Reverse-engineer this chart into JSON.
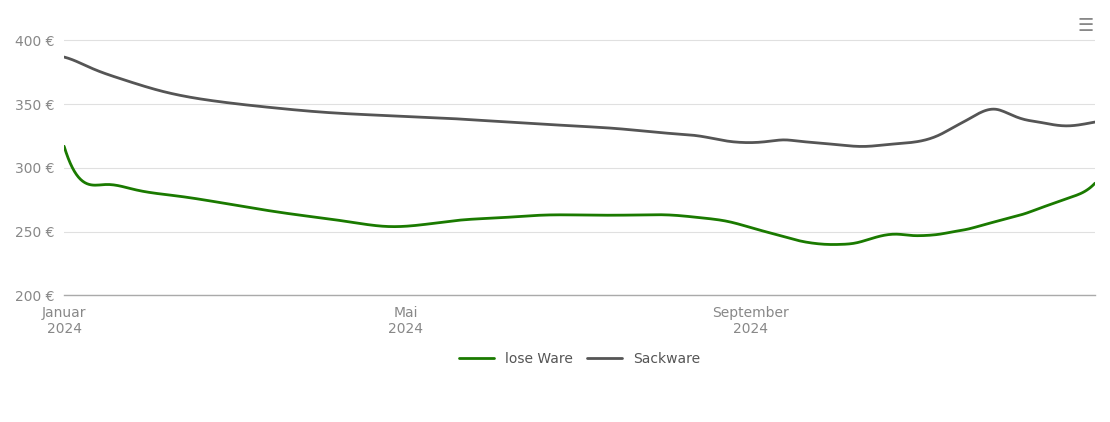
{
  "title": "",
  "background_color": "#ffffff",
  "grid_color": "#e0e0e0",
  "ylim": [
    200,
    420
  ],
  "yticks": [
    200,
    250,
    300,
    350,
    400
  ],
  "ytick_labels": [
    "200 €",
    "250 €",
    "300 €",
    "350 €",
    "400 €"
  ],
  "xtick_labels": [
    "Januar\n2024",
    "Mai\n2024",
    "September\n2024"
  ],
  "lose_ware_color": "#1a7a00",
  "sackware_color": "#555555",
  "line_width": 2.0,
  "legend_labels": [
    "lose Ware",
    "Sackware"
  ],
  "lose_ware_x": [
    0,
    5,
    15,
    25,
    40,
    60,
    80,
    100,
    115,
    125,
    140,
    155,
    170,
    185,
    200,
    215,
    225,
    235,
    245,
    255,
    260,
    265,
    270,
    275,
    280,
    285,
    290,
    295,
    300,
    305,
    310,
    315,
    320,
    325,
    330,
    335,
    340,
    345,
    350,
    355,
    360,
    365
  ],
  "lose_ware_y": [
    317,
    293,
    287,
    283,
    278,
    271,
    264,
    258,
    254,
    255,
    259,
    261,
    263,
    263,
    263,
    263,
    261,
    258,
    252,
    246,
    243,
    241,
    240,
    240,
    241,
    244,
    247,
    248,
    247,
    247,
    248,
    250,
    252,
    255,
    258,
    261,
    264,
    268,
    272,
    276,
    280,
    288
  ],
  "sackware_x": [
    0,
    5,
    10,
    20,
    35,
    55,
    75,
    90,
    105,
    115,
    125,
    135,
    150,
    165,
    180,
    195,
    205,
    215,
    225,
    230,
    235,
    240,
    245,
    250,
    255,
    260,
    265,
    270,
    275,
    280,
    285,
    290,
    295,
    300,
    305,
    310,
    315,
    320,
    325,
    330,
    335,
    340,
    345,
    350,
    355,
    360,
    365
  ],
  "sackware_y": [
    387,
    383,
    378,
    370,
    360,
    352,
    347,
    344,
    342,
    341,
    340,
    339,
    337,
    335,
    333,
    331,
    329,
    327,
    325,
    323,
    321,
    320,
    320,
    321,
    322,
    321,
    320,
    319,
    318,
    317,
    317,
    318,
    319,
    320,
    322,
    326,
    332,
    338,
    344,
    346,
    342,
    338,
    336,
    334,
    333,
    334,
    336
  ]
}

*Exercise*: Repeat each entry exactly. Pictures do not belong in the copy.

*Correct output*:
Reverse-engineer this chart into JSON.
{
  "title": "",
  "background_color": "#ffffff",
  "grid_color": "#e0e0e0",
  "ylim": [
    200,
    420
  ],
  "yticks": [
    200,
    250,
    300,
    350,
    400
  ],
  "ytick_labels": [
    "200 €",
    "250 €",
    "300 €",
    "350 €",
    "400 €"
  ],
  "xtick_labels": [
    "Januar\n2024",
    "Mai\n2024",
    "September\n2024"
  ],
  "lose_ware_color": "#1a7a00",
  "sackware_color": "#555555",
  "line_width": 2.0,
  "legend_labels": [
    "lose Ware",
    "Sackware"
  ],
  "lose_ware_x": [
    0,
    5,
    15,
    25,
    40,
    60,
    80,
    100,
    115,
    125,
    140,
    155,
    170,
    185,
    200,
    215,
    225,
    235,
    245,
    255,
    260,
    265,
    270,
    275,
    280,
    285,
    290,
    295,
    300,
    305,
    310,
    315,
    320,
    325,
    330,
    335,
    340,
    345,
    350,
    355,
    360,
    365
  ],
  "lose_ware_y": [
    317,
    293,
    287,
    283,
    278,
    271,
    264,
    258,
    254,
    255,
    259,
    261,
    263,
    263,
    263,
    263,
    261,
    258,
    252,
    246,
    243,
    241,
    240,
    240,
    241,
    244,
    247,
    248,
    247,
    247,
    248,
    250,
    252,
    255,
    258,
    261,
    264,
    268,
    272,
    276,
    280,
    288
  ],
  "sackware_x": [
    0,
    5,
    10,
    20,
    35,
    55,
    75,
    90,
    105,
    115,
    125,
    135,
    150,
    165,
    180,
    195,
    205,
    215,
    225,
    230,
    235,
    240,
    245,
    250,
    255,
    260,
    265,
    270,
    275,
    280,
    285,
    290,
    295,
    300,
    305,
    310,
    315,
    320,
    325,
    330,
    335,
    340,
    345,
    350,
    355,
    360,
    365
  ],
  "sackware_y": [
    387,
    383,
    378,
    370,
    360,
    352,
    347,
    344,
    342,
    341,
    340,
    339,
    337,
    335,
    333,
    331,
    329,
    327,
    325,
    323,
    321,
    320,
    320,
    321,
    322,
    321,
    320,
    319,
    318,
    317,
    317,
    318,
    319,
    320,
    322,
    326,
    332,
    338,
    344,
    346,
    342,
    338,
    336,
    334,
    333,
    334,
    336
  ]
}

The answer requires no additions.